> _Page_
--- Start ---

Direction and amplitude-dependent transmission

A device utilizing this concept has been built and tested (see Fig. 1d), with an air layer thickness ha capable of being adjusted by means of changing the height of the top aluminum disc in contact with the top transducer. The water layer consists of a water-filled PMMA tube closed at the bottom by an aluminum disc, below which the bottom transducer is glued. The two identical piezoelectric transducers are thus placed on both aluminum ends of the device and, depending on the propagation direction, chosen to respectively excite or detect the ultrasonic waves. The wide-band ultrasonic emitter can be excited with a sine signal over a range of frequencies centered at 2.25 MHz, that is, its central frequency, extending to peak-to-peak electrical amplitudes of 750 V. The limit of 750 V, providing estimated acoustic pressures of several hundreds of kPa, is chosen both for not damaging the emitter and for avoiding important cavitation effects in water, the associated acoustic power being close to the cavitation threshold (see Supplementary Note 2).

--- End ---

[Collected data]

--- Start ---

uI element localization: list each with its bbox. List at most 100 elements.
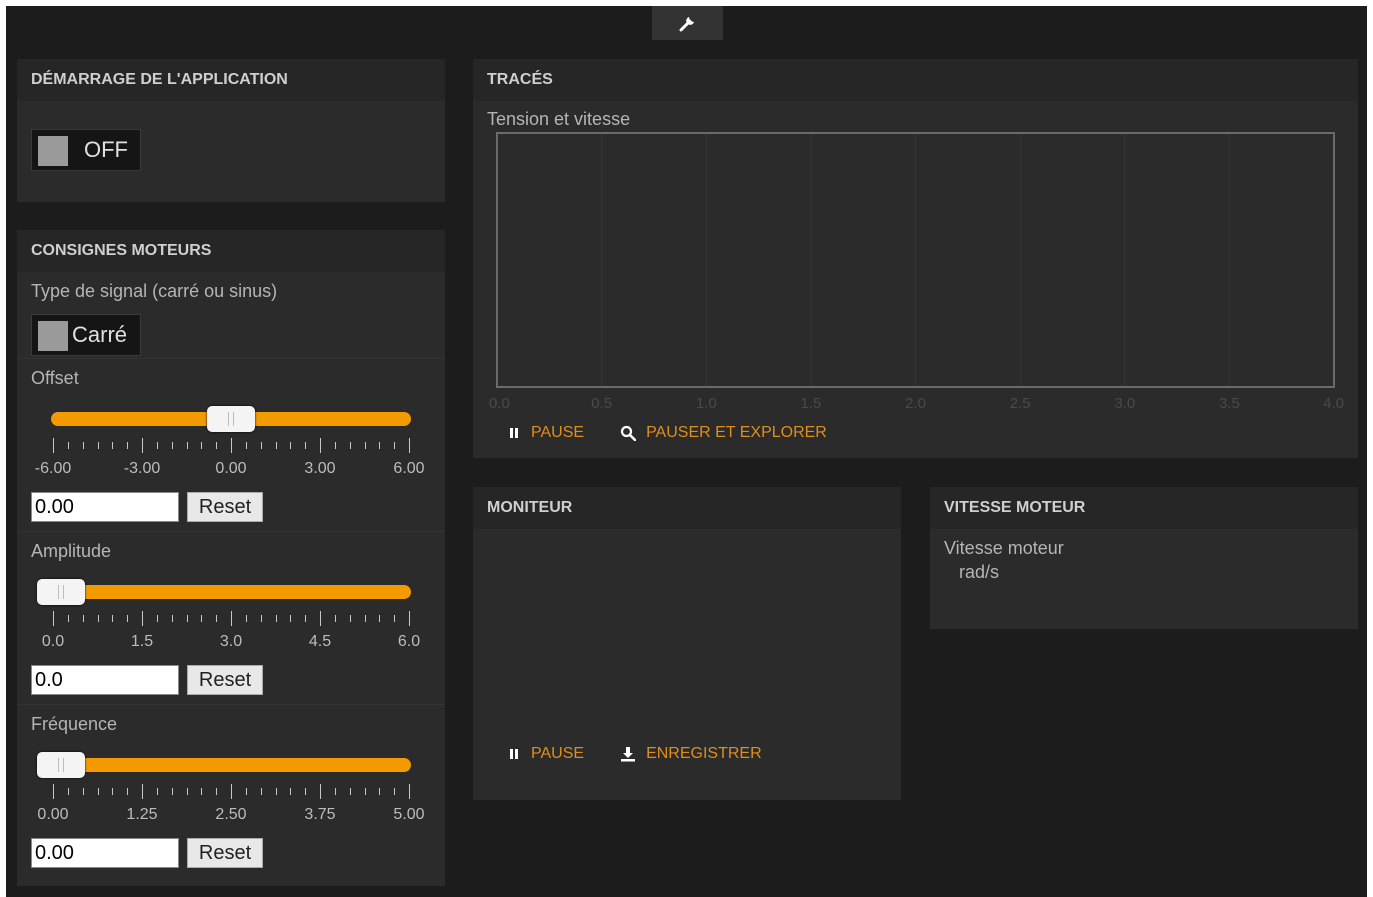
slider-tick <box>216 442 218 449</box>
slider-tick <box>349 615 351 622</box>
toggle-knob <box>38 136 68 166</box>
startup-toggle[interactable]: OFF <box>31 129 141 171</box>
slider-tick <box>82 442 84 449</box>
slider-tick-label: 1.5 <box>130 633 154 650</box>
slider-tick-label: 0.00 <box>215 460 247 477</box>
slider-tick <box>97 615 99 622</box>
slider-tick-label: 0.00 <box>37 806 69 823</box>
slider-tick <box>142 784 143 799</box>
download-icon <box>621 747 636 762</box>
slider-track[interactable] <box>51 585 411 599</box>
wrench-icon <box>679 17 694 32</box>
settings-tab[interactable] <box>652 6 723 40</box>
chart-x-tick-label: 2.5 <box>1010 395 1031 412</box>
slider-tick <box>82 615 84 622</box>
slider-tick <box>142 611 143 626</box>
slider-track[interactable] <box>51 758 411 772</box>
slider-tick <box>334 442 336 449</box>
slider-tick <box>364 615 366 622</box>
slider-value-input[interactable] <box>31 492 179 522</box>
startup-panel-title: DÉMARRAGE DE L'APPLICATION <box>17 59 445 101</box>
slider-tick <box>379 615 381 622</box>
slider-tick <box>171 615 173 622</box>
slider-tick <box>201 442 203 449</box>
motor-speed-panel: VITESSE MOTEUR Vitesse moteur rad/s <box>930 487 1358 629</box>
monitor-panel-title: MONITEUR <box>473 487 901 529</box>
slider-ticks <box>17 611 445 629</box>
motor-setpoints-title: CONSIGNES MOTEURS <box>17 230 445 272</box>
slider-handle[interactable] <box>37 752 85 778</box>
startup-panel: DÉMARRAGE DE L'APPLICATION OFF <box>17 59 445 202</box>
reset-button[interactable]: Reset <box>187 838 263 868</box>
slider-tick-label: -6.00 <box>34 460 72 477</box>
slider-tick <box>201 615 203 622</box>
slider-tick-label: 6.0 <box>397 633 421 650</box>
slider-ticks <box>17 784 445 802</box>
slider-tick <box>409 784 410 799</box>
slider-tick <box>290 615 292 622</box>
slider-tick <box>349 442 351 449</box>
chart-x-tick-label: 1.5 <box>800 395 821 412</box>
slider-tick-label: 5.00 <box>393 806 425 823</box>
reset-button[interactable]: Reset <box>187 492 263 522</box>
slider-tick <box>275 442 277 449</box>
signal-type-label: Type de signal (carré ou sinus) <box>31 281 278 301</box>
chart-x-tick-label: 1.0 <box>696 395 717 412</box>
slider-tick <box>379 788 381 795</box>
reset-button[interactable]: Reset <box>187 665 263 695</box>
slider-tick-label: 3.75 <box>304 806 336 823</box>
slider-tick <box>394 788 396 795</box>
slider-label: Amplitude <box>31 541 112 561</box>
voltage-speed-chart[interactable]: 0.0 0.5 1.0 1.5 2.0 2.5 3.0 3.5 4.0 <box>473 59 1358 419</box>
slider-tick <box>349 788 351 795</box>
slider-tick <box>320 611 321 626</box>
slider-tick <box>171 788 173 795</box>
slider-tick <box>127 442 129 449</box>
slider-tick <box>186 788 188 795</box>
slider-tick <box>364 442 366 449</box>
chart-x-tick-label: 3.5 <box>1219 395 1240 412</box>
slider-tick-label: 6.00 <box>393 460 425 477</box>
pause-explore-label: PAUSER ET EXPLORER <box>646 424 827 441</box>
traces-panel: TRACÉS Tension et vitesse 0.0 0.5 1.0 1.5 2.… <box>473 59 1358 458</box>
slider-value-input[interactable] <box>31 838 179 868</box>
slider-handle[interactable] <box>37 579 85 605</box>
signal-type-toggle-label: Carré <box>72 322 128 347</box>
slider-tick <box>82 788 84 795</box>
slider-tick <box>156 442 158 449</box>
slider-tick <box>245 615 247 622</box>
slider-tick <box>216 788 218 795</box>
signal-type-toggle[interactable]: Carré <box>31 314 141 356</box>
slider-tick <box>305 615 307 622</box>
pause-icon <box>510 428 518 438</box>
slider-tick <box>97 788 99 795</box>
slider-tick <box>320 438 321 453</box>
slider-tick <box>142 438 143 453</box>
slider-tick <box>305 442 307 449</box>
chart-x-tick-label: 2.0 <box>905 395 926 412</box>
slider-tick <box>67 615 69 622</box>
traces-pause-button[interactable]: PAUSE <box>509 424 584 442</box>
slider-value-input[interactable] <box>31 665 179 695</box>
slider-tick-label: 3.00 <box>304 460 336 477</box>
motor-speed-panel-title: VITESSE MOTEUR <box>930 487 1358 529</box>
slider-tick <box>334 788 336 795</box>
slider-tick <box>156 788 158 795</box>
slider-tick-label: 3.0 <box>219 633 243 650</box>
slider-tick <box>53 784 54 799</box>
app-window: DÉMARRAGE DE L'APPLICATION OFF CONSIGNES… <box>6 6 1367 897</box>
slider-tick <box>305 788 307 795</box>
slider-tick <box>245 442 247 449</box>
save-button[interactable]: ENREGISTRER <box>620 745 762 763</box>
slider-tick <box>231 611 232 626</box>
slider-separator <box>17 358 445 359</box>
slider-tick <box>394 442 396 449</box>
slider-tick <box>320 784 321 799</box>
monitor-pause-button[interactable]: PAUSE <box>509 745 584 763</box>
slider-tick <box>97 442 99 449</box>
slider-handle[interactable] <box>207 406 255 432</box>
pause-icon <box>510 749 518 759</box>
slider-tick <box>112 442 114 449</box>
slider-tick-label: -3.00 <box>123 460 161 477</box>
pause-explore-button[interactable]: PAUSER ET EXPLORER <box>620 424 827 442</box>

--- End ---
--- Start ---

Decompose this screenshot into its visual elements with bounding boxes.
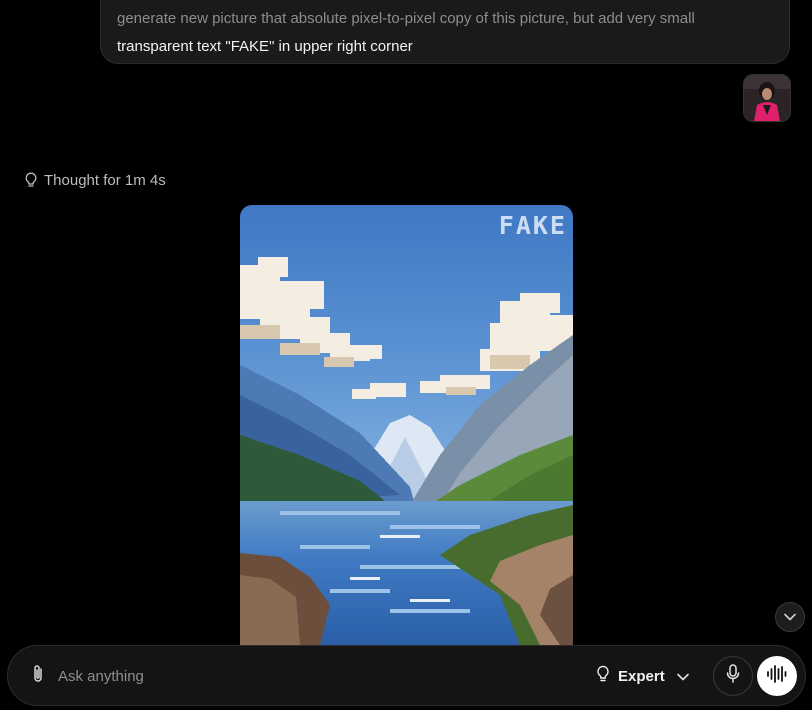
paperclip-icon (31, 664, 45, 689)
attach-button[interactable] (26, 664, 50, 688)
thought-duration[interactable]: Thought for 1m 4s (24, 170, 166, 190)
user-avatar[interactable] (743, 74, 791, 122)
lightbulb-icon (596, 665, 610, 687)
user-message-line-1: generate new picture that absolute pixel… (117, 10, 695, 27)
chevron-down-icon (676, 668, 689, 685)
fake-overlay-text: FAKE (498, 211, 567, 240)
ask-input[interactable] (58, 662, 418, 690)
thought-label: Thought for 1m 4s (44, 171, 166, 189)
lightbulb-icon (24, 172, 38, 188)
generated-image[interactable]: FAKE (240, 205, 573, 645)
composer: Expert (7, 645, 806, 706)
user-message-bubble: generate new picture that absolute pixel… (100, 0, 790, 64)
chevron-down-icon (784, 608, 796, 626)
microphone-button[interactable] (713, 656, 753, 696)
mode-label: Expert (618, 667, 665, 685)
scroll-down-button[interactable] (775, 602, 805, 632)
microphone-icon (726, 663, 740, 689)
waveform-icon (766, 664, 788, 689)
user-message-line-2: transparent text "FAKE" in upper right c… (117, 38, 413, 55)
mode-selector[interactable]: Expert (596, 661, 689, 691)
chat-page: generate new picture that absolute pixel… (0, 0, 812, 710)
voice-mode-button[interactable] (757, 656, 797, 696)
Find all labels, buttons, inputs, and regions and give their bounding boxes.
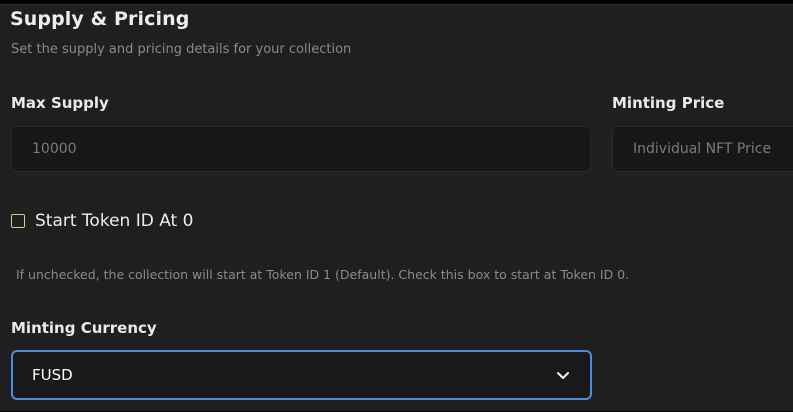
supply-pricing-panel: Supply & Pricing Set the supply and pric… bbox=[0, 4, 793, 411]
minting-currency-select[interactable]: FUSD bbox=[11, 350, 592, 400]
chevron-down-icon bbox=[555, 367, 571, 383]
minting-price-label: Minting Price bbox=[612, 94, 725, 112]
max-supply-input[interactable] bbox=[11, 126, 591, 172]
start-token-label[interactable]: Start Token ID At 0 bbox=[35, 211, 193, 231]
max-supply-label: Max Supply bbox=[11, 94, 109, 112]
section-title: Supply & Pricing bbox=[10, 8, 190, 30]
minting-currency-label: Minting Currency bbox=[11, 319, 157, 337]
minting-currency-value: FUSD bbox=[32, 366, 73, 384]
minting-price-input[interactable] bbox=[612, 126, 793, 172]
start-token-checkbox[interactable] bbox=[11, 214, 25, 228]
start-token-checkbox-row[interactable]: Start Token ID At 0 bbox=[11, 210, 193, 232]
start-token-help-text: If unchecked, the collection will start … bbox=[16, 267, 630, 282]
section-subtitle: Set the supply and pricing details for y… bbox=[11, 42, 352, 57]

--- End ---
--- Start ---

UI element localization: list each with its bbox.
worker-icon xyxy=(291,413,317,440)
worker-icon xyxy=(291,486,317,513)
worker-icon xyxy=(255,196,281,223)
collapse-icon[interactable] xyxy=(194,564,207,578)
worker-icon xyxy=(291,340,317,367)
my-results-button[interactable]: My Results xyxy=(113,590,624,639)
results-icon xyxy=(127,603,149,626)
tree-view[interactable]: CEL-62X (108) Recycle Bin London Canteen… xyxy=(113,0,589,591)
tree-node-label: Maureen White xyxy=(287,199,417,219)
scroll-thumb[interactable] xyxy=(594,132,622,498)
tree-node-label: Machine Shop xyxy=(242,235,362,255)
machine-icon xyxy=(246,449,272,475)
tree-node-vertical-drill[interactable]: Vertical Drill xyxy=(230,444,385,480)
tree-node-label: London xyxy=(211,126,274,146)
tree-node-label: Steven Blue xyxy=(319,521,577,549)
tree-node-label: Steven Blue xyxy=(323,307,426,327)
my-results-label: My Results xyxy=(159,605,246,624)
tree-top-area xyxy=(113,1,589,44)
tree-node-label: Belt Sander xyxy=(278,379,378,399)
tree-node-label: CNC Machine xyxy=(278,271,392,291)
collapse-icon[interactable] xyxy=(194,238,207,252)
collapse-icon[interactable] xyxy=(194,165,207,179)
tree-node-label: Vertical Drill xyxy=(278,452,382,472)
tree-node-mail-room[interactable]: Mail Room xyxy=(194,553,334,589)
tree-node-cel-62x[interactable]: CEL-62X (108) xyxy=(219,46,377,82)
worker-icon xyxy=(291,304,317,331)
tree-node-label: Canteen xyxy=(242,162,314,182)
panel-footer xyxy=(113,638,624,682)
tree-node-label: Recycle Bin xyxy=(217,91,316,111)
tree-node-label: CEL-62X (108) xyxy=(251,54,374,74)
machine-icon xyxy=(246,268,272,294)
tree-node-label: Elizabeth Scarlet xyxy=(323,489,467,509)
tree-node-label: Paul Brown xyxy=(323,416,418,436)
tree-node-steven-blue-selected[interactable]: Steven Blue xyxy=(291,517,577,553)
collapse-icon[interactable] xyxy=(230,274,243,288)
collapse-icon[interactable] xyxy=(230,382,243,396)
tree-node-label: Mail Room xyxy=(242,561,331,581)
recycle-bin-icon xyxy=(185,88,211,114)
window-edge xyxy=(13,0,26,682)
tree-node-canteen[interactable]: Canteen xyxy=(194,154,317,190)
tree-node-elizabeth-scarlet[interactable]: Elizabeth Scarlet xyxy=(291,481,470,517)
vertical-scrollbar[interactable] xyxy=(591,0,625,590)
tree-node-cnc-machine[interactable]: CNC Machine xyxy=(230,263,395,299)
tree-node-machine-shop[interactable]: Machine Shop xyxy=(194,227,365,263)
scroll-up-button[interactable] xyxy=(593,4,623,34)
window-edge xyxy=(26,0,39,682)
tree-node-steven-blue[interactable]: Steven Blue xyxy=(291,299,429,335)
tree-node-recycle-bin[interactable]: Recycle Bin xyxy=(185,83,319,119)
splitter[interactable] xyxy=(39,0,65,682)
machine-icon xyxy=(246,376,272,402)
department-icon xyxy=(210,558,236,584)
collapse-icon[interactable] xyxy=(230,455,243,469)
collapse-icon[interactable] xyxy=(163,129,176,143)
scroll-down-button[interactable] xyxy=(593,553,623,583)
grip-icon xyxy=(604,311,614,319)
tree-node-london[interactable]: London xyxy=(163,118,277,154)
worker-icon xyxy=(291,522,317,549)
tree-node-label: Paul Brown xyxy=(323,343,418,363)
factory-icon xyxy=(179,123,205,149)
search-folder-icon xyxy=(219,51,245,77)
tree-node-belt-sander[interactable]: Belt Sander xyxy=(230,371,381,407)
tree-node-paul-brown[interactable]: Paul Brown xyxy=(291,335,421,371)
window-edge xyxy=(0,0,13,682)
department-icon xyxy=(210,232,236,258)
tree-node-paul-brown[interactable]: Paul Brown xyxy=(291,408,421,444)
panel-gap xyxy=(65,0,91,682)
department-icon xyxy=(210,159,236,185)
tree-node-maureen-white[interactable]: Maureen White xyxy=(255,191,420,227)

--- End ---

> _Aim_
For each statement below, say whether the text on direction and amplitude-dependent transmission agrees with it, answering yes or no and quoting the words of the text that decide it. 1. The two piezoelectric transducers are identical. 2. The air layer thickness is adjusted by changing the height of the bottom aluminum disc. 3. The 750 V limit was chosen in part to avoid important cavitation effects in water.

> _Full output_
1. Yes: "The two identical piezoelectric transducers are thus placed on both aluminum ends of the device"
2. No: "by means of changing the height of the top aluminum disc in contact with the top transducer"
3. Yes: "for avoiding important cavitation effects in water"